(Collection entries)

■ ■ ■

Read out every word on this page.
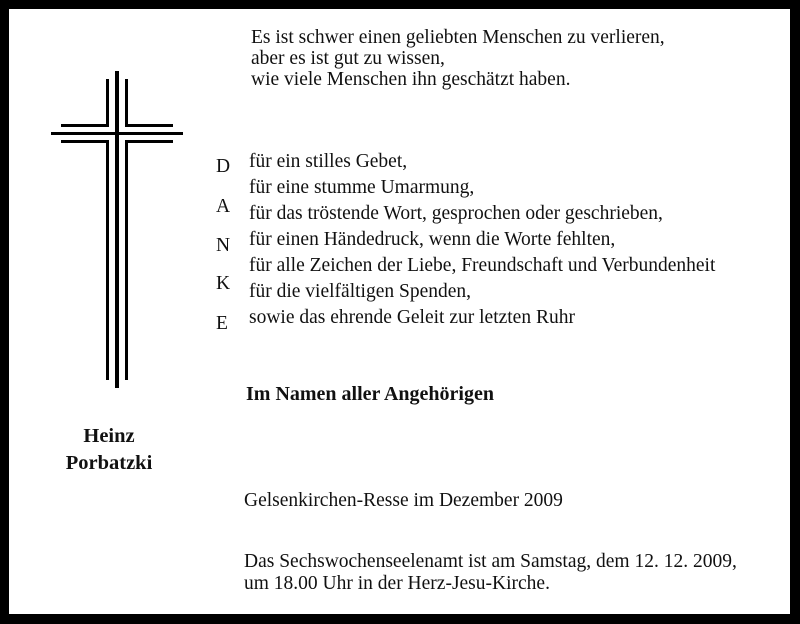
Es ist schwer einen geliebten Menschen zu verlieren,
aber es ist gut zu wissen,
wie viele Menschen ihn geschätzt haben.
D
A
N
K
E
für ein stilles Gebet,
für eine stumme Umarmung,
für das tröstende Wort, gesprochen oder geschrieben,
für einen Händedruck, wenn die Worte fehlten,
für alle Zeichen der Liebe, Freundschaft und Verbundenheit
für die vielfältigen Spenden,
sowie das ehrende Geleit zur letzten Ruhr
Im Namen aller Angehörigen
Heinz
Porbatzki
Gelsenkirchen-Resse im Dezember 2009
Das Sechswochenseelenamt ist am Samstag, dem 12. 12. 2009,
um 18.00 Uhr in der Herz-Jesu-Kirche.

■ ■ ■

- Instruction:
Check each line above for the word "Menschen", and copy the lines where it appears.

- Finished exercise:
Es ist schwer einen geliebten Menschen zu verlieren,
wie viele Menschen ihn geschätzt haben.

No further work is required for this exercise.